Aim of the task: Identify each line containing the word "ยการก" and copy it.

>> begin Raw records

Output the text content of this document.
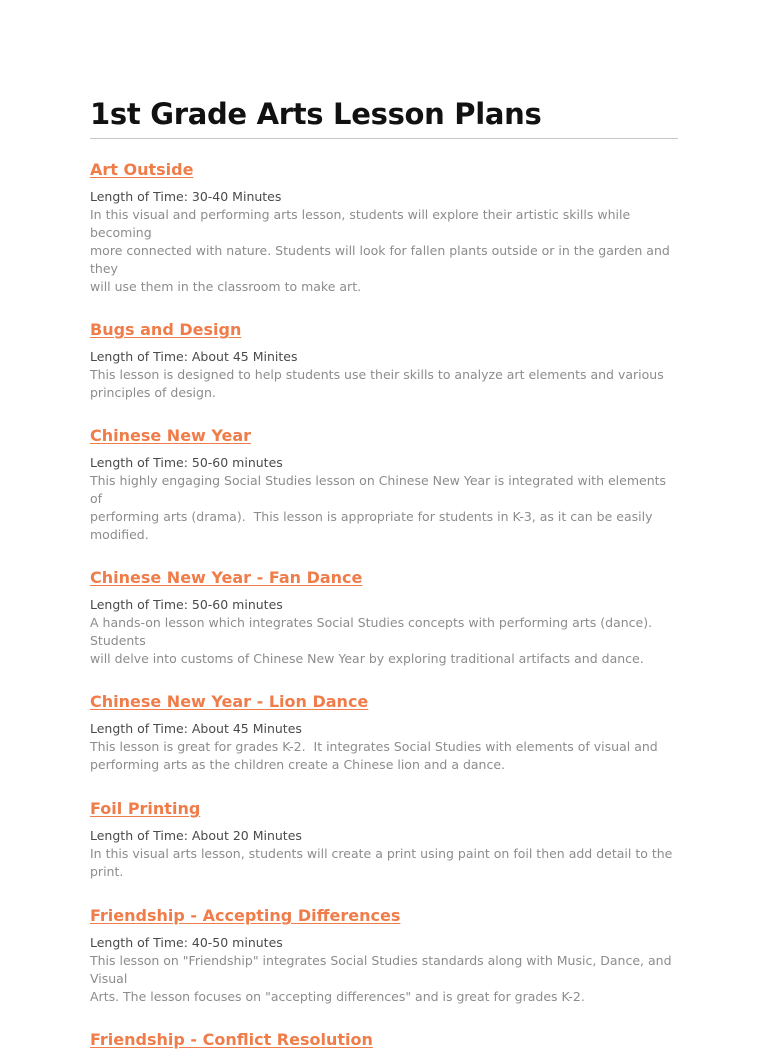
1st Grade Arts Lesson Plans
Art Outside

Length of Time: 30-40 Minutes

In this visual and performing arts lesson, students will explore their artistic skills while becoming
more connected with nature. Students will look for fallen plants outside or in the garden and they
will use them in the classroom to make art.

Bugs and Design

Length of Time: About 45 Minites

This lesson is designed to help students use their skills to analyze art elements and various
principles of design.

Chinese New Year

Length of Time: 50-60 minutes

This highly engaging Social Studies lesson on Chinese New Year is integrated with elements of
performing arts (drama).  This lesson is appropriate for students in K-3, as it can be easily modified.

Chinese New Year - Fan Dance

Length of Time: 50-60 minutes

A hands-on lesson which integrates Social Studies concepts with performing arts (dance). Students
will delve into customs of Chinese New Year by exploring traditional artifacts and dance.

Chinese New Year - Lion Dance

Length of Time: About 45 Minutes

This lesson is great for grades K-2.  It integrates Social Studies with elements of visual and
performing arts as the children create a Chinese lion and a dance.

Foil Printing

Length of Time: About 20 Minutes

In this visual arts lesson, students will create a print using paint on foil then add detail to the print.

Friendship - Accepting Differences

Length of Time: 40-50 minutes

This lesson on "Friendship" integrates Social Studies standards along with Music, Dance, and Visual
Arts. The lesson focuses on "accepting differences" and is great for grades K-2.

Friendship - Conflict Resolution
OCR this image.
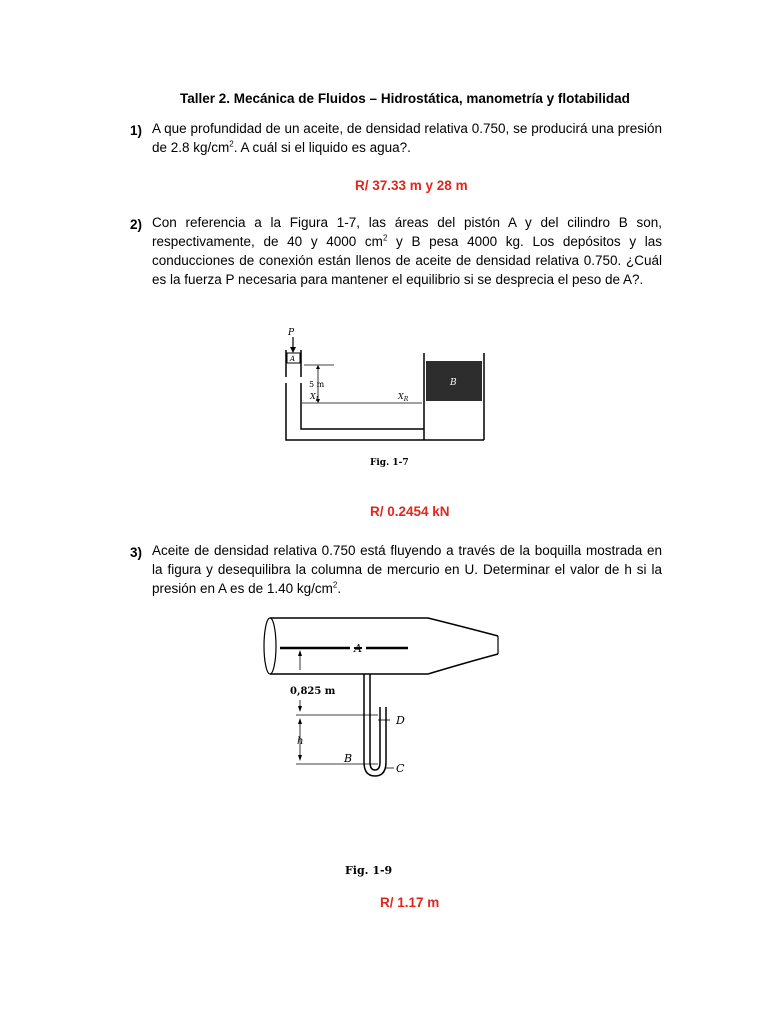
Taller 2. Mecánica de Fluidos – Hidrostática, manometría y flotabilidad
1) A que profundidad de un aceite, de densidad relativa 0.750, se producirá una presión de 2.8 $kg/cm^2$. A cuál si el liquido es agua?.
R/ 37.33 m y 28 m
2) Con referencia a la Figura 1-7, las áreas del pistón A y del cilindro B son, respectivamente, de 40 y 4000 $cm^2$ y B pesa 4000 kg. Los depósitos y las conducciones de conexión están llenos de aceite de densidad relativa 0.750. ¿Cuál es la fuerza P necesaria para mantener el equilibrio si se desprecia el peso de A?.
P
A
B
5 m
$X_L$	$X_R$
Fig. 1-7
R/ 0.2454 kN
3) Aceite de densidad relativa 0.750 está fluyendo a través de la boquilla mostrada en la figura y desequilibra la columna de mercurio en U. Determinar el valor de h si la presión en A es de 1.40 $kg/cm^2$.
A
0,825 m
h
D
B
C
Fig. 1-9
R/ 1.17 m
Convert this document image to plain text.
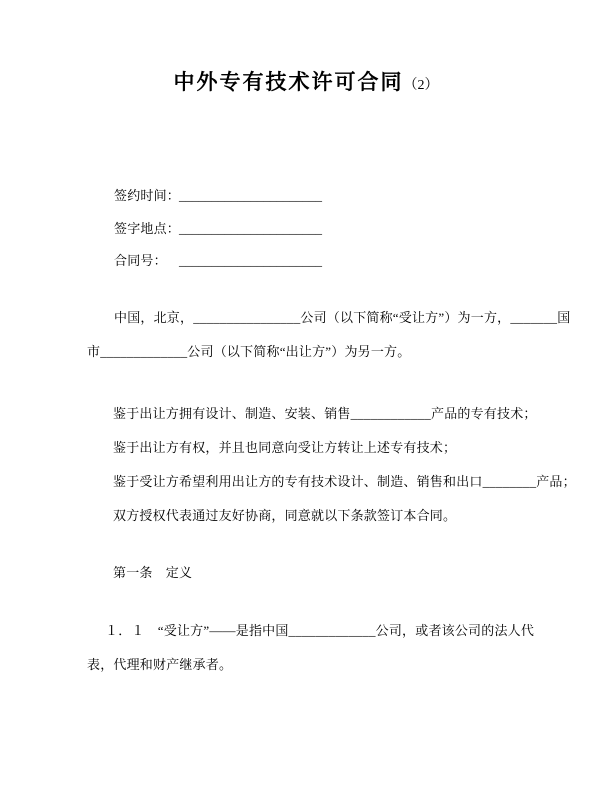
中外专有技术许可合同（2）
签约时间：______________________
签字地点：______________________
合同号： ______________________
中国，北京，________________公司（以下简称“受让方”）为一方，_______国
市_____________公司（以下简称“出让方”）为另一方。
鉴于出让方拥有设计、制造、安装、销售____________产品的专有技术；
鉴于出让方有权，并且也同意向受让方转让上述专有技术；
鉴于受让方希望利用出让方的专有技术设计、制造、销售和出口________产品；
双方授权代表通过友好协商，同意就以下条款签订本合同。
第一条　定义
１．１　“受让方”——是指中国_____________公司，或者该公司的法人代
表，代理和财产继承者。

>> end Raw records
>> begin Raw records

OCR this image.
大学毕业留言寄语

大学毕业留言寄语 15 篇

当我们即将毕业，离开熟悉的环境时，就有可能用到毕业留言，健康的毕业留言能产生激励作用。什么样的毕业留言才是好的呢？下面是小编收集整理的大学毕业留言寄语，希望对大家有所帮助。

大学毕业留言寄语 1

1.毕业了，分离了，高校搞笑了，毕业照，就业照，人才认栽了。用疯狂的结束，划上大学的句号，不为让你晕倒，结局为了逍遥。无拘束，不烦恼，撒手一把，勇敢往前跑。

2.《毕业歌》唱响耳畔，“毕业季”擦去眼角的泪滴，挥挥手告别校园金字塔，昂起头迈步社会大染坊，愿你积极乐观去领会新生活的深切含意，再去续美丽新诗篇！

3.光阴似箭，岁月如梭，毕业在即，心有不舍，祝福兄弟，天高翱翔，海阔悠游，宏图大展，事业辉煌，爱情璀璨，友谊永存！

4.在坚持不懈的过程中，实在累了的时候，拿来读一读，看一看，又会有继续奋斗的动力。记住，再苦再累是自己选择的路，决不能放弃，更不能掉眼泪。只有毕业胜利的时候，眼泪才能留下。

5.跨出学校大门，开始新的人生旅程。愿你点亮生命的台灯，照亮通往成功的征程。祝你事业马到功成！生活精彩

>> end Raw records
>> begin Raw records

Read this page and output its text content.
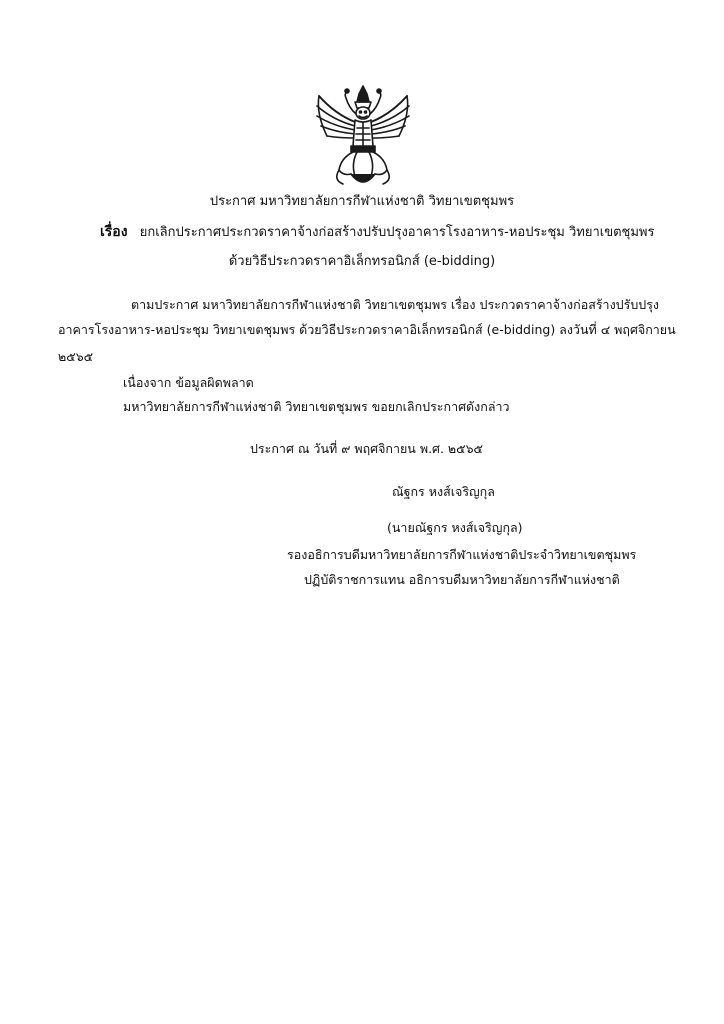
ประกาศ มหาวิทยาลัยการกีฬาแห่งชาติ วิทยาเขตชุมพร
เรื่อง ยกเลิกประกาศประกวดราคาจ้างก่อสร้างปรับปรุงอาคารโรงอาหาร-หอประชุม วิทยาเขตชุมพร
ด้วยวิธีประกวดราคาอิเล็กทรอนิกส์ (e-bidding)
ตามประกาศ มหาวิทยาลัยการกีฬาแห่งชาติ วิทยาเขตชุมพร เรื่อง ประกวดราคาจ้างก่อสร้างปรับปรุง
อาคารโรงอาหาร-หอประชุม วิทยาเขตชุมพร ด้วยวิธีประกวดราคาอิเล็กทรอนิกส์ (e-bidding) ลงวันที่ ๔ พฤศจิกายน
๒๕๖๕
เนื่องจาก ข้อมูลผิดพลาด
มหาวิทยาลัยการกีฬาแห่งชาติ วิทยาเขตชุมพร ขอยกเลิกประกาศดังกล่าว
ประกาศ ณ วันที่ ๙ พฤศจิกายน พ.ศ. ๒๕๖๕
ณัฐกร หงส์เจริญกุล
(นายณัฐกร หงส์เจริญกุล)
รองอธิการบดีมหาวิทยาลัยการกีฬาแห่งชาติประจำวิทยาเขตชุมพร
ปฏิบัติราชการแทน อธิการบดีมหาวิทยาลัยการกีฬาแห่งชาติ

>> end Raw records

Exercise output:
ประกาศ มหาวิทยาลัยการกีฬาแห่งชาติ วิทยาเขตชุมพร
ตามประกาศ มหาวิทยาลัยการกีฬาแห่งชาติ วิทยาเขตชุมพร เรื่อง ประกวดราคาจ้างก่อสร้างปรับปรุง
มหาวิทยาลัยการกีฬาแห่งชาติ วิทยาเขตชุมพร ขอยกเลิกประกาศดังกล่าว
รองอธิการบดีมหาวิทยาลัยการกีฬาแห่งชาติประจำวิทยาเขตชุมพร
ปฏิบัติราชการแทน อธิการบดีมหาวิทยาลัยการกีฬาแห่งชาติ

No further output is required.